AIM
Repeat the data that follows, word for word, without the images.

Dataset rows
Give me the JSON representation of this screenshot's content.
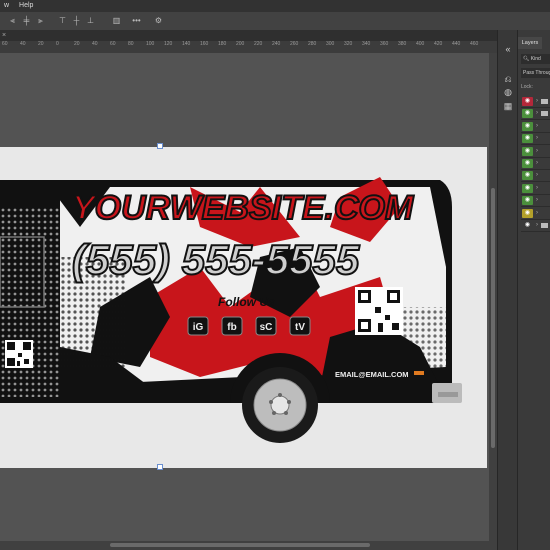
{
  "menubar": {
    "items": [
      "w",
      "Help"
    ]
  },
  "toolbar": {
    "icons": [
      "align-left-icon",
      "align-center-h-icon",
      "align-right-icon",
      "align-top-icon",
      "align-middle-icon",
      "align-bottom-icon",
      "distribute-icon",
      "more-icon",
      "settings-icon"
    ]
  },
  "ruler": {
    "ticks": [
      "60",
      "40",
      "20",
      "0",
      "20",
      "40",
      "60",
      "80",
      "100",
      "120",
      "140",
      "160",
      "180",
      "200",
      "220",
      "240",
      "260",
      "280",
      "300",
      "320",
      "340",
      "360",
      "380",
      "400",
      "420",
      "440",
      "460"
    ]
  },
  "panel": {
    "tab_label": "Layers",
    "filter_label": "Kind",
    "blend_mode": "Pass Through",
    "lock_label": "Lock:",
    "layer_eye_colors": [
      "#b3283a",
      "#4b8f3c",
      "#4b8f3c",
      "#4b8f3c",
      "#4b8f3c",
      "#4b8f3c",
      "#4b8f3c",
      "#4b8f3c",
      "#4b8f3c",
      "#b3a02a",
      "#3a3a3a"
    ]
  },
  "artwork": {
    "website": "YOURWEBSITE.COM",
    "phone": "(555) 555-5555",
    "follow": "Follow Us",
    "social": [
      "iG",
      "fb",
      "sC",
      "tV"
    ],
    "email": "EMAIL@EMAIL.COM",
    "colors": {
      "red": "#c8151b",
      "black": "#111111",
      "white": "#f2f2f2",
      "grey": "#6b6b6b"
    }
  }
}
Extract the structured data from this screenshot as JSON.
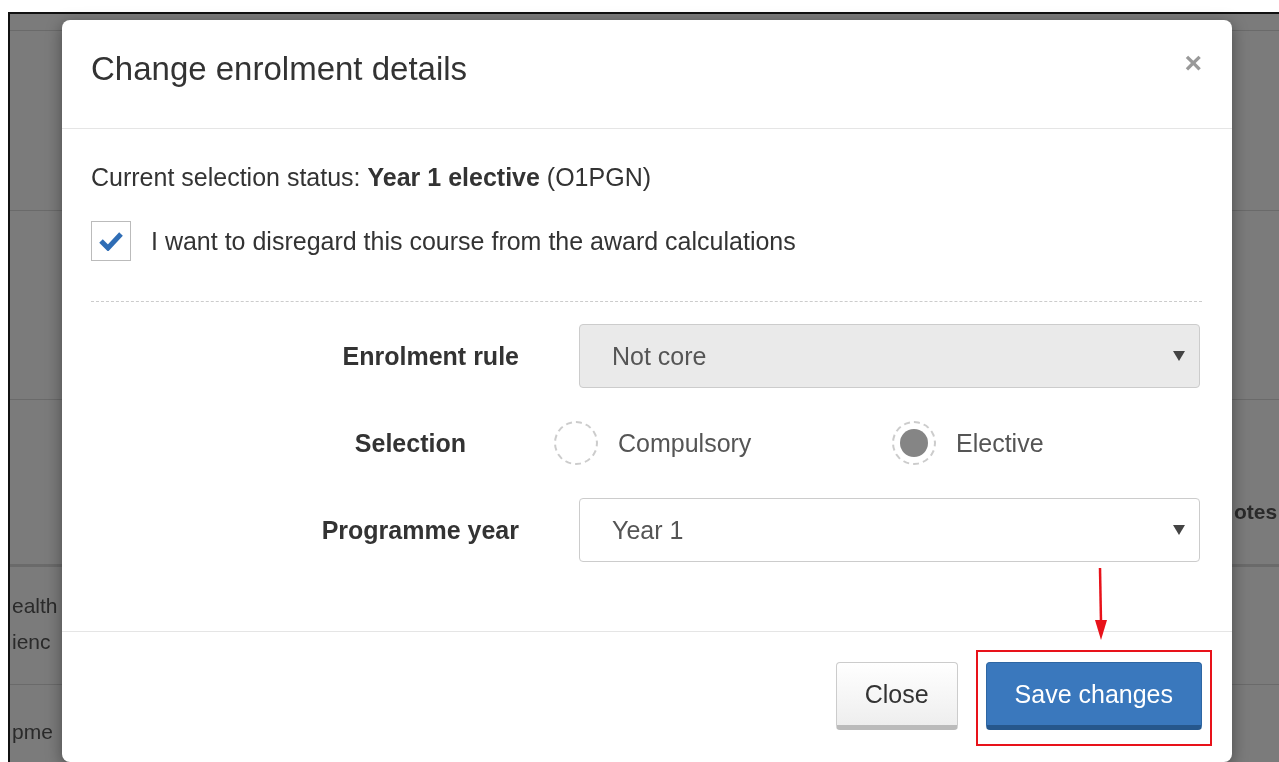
{
  "background": {
    "texts": [
      {
        "text": "otes"
      },
      {
        "text": "ealth"
      },
      {
        "text": "ienc"
      },
      {
        "text": "pme"
      }
    ]
  },
  "dialog": {
    "title": "Change enrolment details",
    "close": "×",
    "status": "Current selection status: **Year 1 elective** (O1PGN)",
    "disregard": {
      "label": "I want to disregard this course from the award calculations",
      "checked": true
    },
    "fields": [
      {
        "kind": "select",
        "label": "Enrolment rule",
        "value": "Not core",
        "disabled": true
      },
      {
        "kind": "radio",
        "label": "Selection",
        "options": [
          {
            "label": "Compulsory",
            "selected": false
          },
          {
            "label": "Elective",
            "selected": true
          }
        ]
      },
      {
        "kind": "select",
        "label": "Programme year",
        "value": "Year 1",
        "disabled": false
      }
    ],
    "buttons": [
      {
        "label": "Close",
        "kind": "default",
        "highlighted": false
      },
      {
        "label": "Save changes",
        "kind": "primary",
        "highlighted": true
      }
    ]
  }
}
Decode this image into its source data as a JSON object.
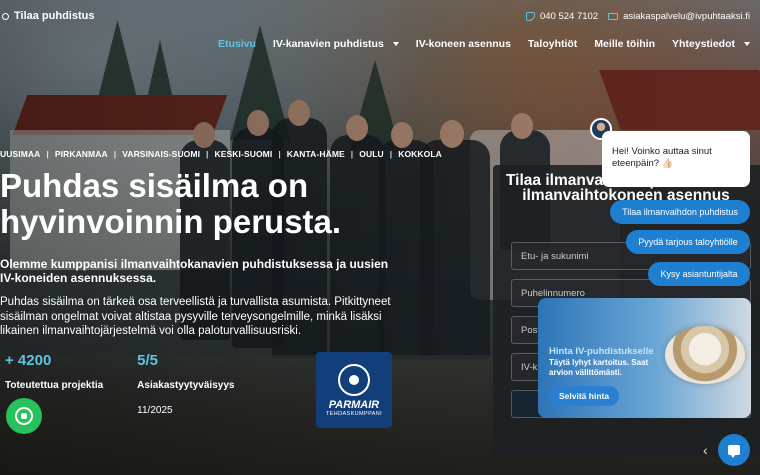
{
  "brand": {
    "name": "Tilaa puhdistus"
  },
  "contact": {
    "phone": "040 524 7102",
    "email": "asiakaspalvelu@ivpuhtaaksi.fi"
  },
  "nav": [
    {
      "label": "Etusivu",
      "active": true
    },
    {
      "label": "IV-kanavien puhdistus",
      "dropdown": true
    },
    {
      "label": "IV-koneen asennus"
    },
    {
      "label": "Taloyhtiöt"
    },
    {
      "label": "Meille töihin"
    },
    {
      "label": "Yhteystiedot",
      "dropdown": true
    }
  ],
  "regions": [
    "UUSIMAA",
    "PIRKANMAA",
    "VARSINAIS-SUOMI",
    "KESKI-SUOMI",
    "KANTA-HÄME",
    "OULU",
    "KOKKOLA"
  ],
  "hero": {
    "title": "Puhdas sisäilma on hyvinvoinnin perusta.",
    "subtitle": "Olemme kumppanisi ilmanvaihtokanavien puhdistuksessa ja uusien IV-koneiden asennuksessa.",
    "body": "Puhdas sisäilma on tärkeä osa terveellistä ja turvallista asumista. Pitkittyneet sisäilman ongelmat voivat altistaa pysyville terveysongelmille, minkä lisäksi likainen ilmanvaihtojärjestelmä voi olla paloturvallisuusriski."
  },
  "stats": [
    {
      "value": "+ 4200",
      "label": "Toteutettua projektia",
      "extra": ""
    },
    {
      "value": "5/5",
      "label": "Asiakastyytyväisyys",
      "extra": "11/2025"
    }
  ],
  "partner": {
    "brand": "PARMAIR",
    "sub": "TEHDASKUMPPANI"
  },
  "form": {
    "title": "Tilaa ilmanvaihdon puhdistus tai ilmanvaihtokoneen asennus",
    "fields": [
      {
        "placeholder": "Etu- ja sukunimi"
      },
      {
        "placeholder": "Puhelinnumero"
      },
      {
        "placeholder": "Post"
      },
      {
        "placeholder": "IV-k"
      }
    ]
  },
  "chat": {
    "greeting": "Hei! Voinko auttaa sinut eteenpäin? 👍🏻",
    "quick_replies": [
      "Tilaa ilmanvaihdon puhdistus",
      "Pyydä tarjous taloyhtiölle",
      "Kysy asiantuntijalta"
    ]
  },
  "promo": {
    "title": "Hinta IV-puhdistukselle",
    "text": "Täytä lyhyt kartoitus. Saat arvion välittömästi.",
    "button": "Selvitä hinta"
  },
  "colors": {
    "accent": "#5fc3e4",
    "chat_blue": "#1f7fd1",
    "whatsapp": "#29c15b",
    "parmair": "#123f7a"
  }
}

FINISHED ANSWER
Give me the JSON representation of this screenshot's content.
{
  "menubar": {
    "items": [
      "w",
      "Help"
    ]
  },
  "toolbar": {
    "icons": [
      "align-left-icon",
      "align-center-h-icon",
      "align-right-icon",
      "align-top-icon",
      "align-middle-icon",
      "align-bottom-icon",
      "distribute-icon",
      "more-icon",
      "settings-icon"
    ]
  },
  "ruler": {
    "ticks": [
      "60",
      "40",
      "20",
      "0",
      "20",
      "40",
      "60",
      "80",
      "100",
      "120",
      "140",
      "160",
      "180",
      "200",
      "220",
      "240",
      "260",
      "280",
      "300",
      "320",
      "340",
      "360",
      "380",
      "400",
      "420",
      "440",
      "460"
    ]
  },
  "panel": {
    "tab_label": "Layers",
    "filter_label": "Kind",
    "blend_mode": "Pass Through",
    "lock_label": "Lock:",
    "layer_eye_colors": [
      "#b3283a",
      "#4b8f3c",
      "#4b8f3c",
      "#4b8f3c",
      "#4b8f3c",
      "#4b8f3c",
      "#4b8f3c",
      "#4b8f3c",
      "#4b8f3c",
      "#b3a02a",
      "#3a3a3a"
    ]
  },
  "artwork": {
    "website": "YOURWEBSITE.COM",
    "phone": "(555) 555-5555",
    "follow": "Follow Us",
    "social": [
      "iG",
      "fb",
      "sC",
      "tV"
    ],
    "email": "EMAIL@EMAIL.COM",
    "colors": {
      "red": "#c8151b",
      "black": "#111111",
      "white": "#f2f2f2",
      "grey": "#6b6b6b"
    }
  }
}
Extract the structured data from this screenshot as JSON.
{
  "background": {
    "texts": [
      {
        "text": "otes"
      },
      {
        "text": "ealth"
      },
      {
        "text": "ienc"
      },
      {
        "text": "pme"
      }
    ]
  },
  "dialog": {
    "title": "Change enrolment details",
    "close": "×",
    "status": "Current selection status: **Year 1 elective** (O1PGN)",
    "disregard": {
      "label": "I want to disregard this course from the award calculations",
      "checked": true
    },
    "fields": [
      {
        "kind": "select",
        "label": "Enrolment rule",
        "value": "Not core",
        "disabled": true
      },
      {
        "kind": "radio",
        "label": "Selection",
        "options": [
          {
            "label": "Compulsory",
            "selected": false
          },
          {
            "label": "Elective",
            "selected": true
          }
        ]
      },
      {
        "kind": "select",
        "label": "Programme year",
        "value": "Year 1",
        "disabled": false
      }
    ],
    "buttons": [
      {
        "label": "Close",
        "kind": "default",
        "highlighted": false
      },
      {
        "label": "Save changes",
        "kind": "primary",
        "highlighted": true
      }
    ]
  }
}
Decode this image into its source data as a JSON object.
{
  "brand": {
    "name": "Tilaa puhdistus"
  },
  "contact": {
    "phone": "040 524 7102",
    "email": "asiakaspalvelu@ivpuhtaaksi.fi"
  },
  "nav": [
    {
      "label": "Etusivu",
      "active": true
    },
    {
      "label": "IV-kanavien puhdistus",
      "dropdown": true
    },
    {
      "label": "IV-koneen asennus"
    },
    {
      "label": "Taloyhtiöt"
    },
    {
      "label": "Meille töihin"
    },
    {
      "label": "Yhteystiedot",
      "dropdown": true
    }
  ],
  "regions": [
    "UUSIMAA",
    "PIRKANMAA",
    "VARSINAIS-SUOMI",
    "KESKI-SUOMI",
    "KANTA-HÄME",
    "OULU",
    "KOKKOLA"
  ],
  "hero": {
    "title": "Puhdas sisäilma on hyvinvoinnin perusta.",
    "subtitle": "Olemme kumppanisi ilmanvaihtokanavien puhdistuksessa ja uusien IV-koneiden asennuksessa.",
    "body": "Puhdas sisäilma on tärkeä osa terveellistä ja turvallista asumista. Pitkittyneet sisäilman ongelmat voivat altistaa pysyville terveysongelmille, minkä lisäksi likainen ilmanvaihtojärjestelmä voi olla paloturvallisuusriski."
  },
  "stats": [
    {
      "value": "+ 4200",
      "label": "Toteutettua projektia",
      "extra": ""
    },
    {
      "value": "5/5",
      "label": "Asiakastyytyväisyys",
      "extra": "11/2025"
    }
  ],
  "partner": {
    "brand": "PARMAIR",
    "sub": "TEHDASKUMPPANI"
  },
  "form": {
    "title": "Tilaa ilmanvaihdon puhdistus tai ilmanvaihtokoneen asennus",
    "fields": [
      {
        "placeholder": "Etu- ja sukunimi"
      },
      {
        "placeholder": "Puhelinnumero"
      },
      {
        "placeholder": "Post"
      },
      {
        "placeholder": "IV-k"
      }
    ]
  },
  "chat": {
    "greeting": "Hei! Voinko auttaa sinut eteenpäin? 👍🏻",
    "quick_replies": [
      "Tilaa ilmanvaihdon puhdistus",
      "Pyydä tarjous taloyhtiölle",
      "Kysy asiantuntijalta"
    ]
  },
  "promo": {
    "title": "Hinta IV-puhdistukselle",
    "text": "Täytä lyhyt kartoitus. Saat arvion välittömästi.",
    "button": "Selvitä hinta"
  },
  "colors": {
    "accent": "#5fc3e4",
    "chat_blue": "#1f7fd1",
    "whatsapp": "#29c15b",
    "parmair": "#123f7a"
  }
}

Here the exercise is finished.